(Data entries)
★ ★ ★
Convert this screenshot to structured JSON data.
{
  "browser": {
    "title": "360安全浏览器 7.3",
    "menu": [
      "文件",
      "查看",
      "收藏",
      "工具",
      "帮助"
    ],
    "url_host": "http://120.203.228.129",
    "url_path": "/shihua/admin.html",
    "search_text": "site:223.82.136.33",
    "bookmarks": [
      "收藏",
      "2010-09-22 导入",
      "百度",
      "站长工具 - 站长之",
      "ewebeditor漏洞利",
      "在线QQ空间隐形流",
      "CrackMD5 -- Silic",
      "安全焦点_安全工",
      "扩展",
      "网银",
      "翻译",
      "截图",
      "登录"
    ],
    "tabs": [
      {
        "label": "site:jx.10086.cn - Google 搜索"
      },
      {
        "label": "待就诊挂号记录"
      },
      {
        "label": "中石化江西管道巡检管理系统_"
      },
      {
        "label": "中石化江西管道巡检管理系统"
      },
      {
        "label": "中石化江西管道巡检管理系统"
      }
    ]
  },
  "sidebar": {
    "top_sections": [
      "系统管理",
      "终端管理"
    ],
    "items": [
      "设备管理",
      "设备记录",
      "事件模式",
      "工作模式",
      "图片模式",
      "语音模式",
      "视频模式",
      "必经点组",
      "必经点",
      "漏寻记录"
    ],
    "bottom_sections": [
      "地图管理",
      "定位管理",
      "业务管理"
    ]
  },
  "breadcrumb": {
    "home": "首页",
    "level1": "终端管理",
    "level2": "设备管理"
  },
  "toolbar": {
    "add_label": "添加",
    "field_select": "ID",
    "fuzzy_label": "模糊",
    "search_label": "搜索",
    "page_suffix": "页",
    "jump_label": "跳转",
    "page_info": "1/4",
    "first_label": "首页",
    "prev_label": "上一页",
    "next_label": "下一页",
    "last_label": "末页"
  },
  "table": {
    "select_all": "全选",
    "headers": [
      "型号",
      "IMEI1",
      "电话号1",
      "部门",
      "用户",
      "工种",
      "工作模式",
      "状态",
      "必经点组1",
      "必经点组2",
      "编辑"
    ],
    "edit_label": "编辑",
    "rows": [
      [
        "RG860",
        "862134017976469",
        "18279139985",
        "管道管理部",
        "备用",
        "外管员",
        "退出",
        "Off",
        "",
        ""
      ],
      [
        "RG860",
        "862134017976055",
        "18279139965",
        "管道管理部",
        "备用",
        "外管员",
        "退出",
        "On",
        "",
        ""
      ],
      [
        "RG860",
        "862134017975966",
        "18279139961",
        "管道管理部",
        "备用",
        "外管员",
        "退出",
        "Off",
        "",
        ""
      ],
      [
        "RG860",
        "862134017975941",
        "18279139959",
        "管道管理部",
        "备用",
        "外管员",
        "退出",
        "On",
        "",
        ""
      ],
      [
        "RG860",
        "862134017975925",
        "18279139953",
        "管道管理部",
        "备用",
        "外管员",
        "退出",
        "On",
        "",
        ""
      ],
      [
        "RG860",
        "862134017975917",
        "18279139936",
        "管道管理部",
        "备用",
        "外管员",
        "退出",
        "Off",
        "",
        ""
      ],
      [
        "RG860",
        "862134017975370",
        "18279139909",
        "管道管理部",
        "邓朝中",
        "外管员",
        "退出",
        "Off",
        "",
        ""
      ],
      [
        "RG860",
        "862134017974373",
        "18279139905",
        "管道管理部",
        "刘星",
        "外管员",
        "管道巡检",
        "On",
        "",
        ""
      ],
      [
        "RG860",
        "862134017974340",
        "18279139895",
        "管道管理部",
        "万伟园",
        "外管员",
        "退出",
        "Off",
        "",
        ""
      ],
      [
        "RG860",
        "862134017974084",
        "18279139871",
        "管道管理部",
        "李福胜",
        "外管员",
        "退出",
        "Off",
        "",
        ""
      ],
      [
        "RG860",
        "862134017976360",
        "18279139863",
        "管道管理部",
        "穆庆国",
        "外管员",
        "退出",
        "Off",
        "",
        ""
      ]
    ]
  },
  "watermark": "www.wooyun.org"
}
★ ★ ★
- YOUR GOAL -
Return the entries in full, keeping every line exactly as it is.

- RESPONSE -
Convert this screenshot to structured JSON data.
{
  "browser": {
    "title": "360安全浏览器 7.3",
    "menu": [
      "文件",
      "查看",
      "收藏",
      "工具",
      "帮助"
    ],
    "url_host": "http://120.203.228.129",
    "url_path": "/shihua/admin.html",
    "search_text": "site:223.82.136.33",
    "bookmarks": [
      "收藏",
      "2010-09-22 导入",
      "百度",
      "站长工具 - 站长之",
      "ewebeditor漏洞利",
      "在线QQ空间隐形流",
      "CrackMD5 -- Silic",
      "安全焦点_安全工",
      "扩展",
      "网银",
      "翻译",
      "截图",
      "登录"
    ],
    "tabs": [
      {
        "label": "site:jx.10086.cn - Google 搜索"
      },
      {
        "label": "待就诊挂号记录"
      },
      {
        "label": "中石化江西管道巡检管理系统_"
      },
      {
        "label": "中石化江西管道巡检管理系统"
      },
      {
        "label": "中石化江西管道巡检管理系统"
      }
    ]
  },
  "sidebar": {
    "top_sections": [
      "系统管理",
      "终端管理"
    ],
    "items": [
      "设备管理",
      "设备记录",
      "事件模式",
      "工作模式",
      "图片模式",
      "语音模式",
      "视频模式",
      "必经点组",
      "必经点",
      "漏寻记录"
    ],
    "bottom_sections": [
      "地图管理",
      "定位管理",
      "业务管理"
    ]
  },
  "breadcrumb": {
    "home": "首页",
    "level1": "终端管理",
    "level2": "设备管理"
  },
  "toolbar": {
    "add_label": "添加",
    "field_select": "ID",
    "fuzzy_label": "模糊",
    "search_label": "搜索",
    "page_suffix": "页",
    "jump_label": "跳转",
    "page_info": "1/4",
    "first_label": "首页",
    "prev_label": "上一页",
    "next_label": "下一页",
    "last_label": "末页"
  },
  "table": {
    "select_all": "全选",
    "headers": [
      "型号",
      "IMEI1",
      "电话号1",
      "部门",
      "用户",
      "工种",
      "工作模式",
      "状态",
      "必经点组1",
      "必经点组2",
      "编辑"
    ],
    "edit_label": "编辑",
    "rows": [
      [
        "RG860",
        "862134017976469",
        "18279139985",
        "管道管理部",
        "备用",
        "外管员",
        "退出",
        "Off",
        "",
        ""
      ],
      [
        "RG860",
        "862134017976055",
        "18279139965",
        "管道管理部",
        "备用",
        "外管员",
        "退出",
        "On",
        "",
        ""
      ],
      [
        "RG860",
        "862134017975966",
        "18279139961",
        "管道管理部",
        "备用",
        "外管员",
        "退出",
        "Off",
        "",
        ""
      ],
      [
        "RG860",
        "862134017975941",
        "18279139959",
        "管道管理部",
        "备用",
        "外管员",
        "退出",
        "On",
        "",
        ""
      ],
      [
        "RG860",
        "862134017975925",
        "18279139953",
        "管道管理部",
        "备用",
        "外管员",
        "退出",
        "On",
        "",
        ""
      ],
      [
        "RG860",
        "862134017975917",
        "18279139936",
        "管道管理部",
        "备用",
        "外管员",
        "退出",
        "Off",
        "",
        ""
      ],
      [
        "RG860",
        "862134017975370",
        "18279139909",
        "管道管理部",
        "邓朝中",
        "外管员",
        "退出",
        "Off",
        "",
        ""
      ],
      [
        "RG860",
        "862134017974373",
        "18279139905",
        "管道管理部",
        "刘星",
        "外管员",
        "管道巡检",
        "On",
        "",
        ""
      ],
      [
        "RG860",
        "862134017974340",
        "18279139895",
        "管道管理部",
        "万伟园",
        "外管员",
        "退出",
        "Off",
        "",
        ""
      ],
      [
        "RG860",
        "862134017974084",
        "18279139871",
        "管道管理部",
        "李福胜",
        "外管员",
        "退出",
        "Off",
        "",
        ""
      ],
      [
        "RG860",
        "862134017976360",
        "18279139863",
        "管道管理部",
        "穆庆国",
        "外管员",
        "退出",
        "Off",
        "",
        ""
      ]
    ]
  },
  "watermark": "www.wooyun.org"
}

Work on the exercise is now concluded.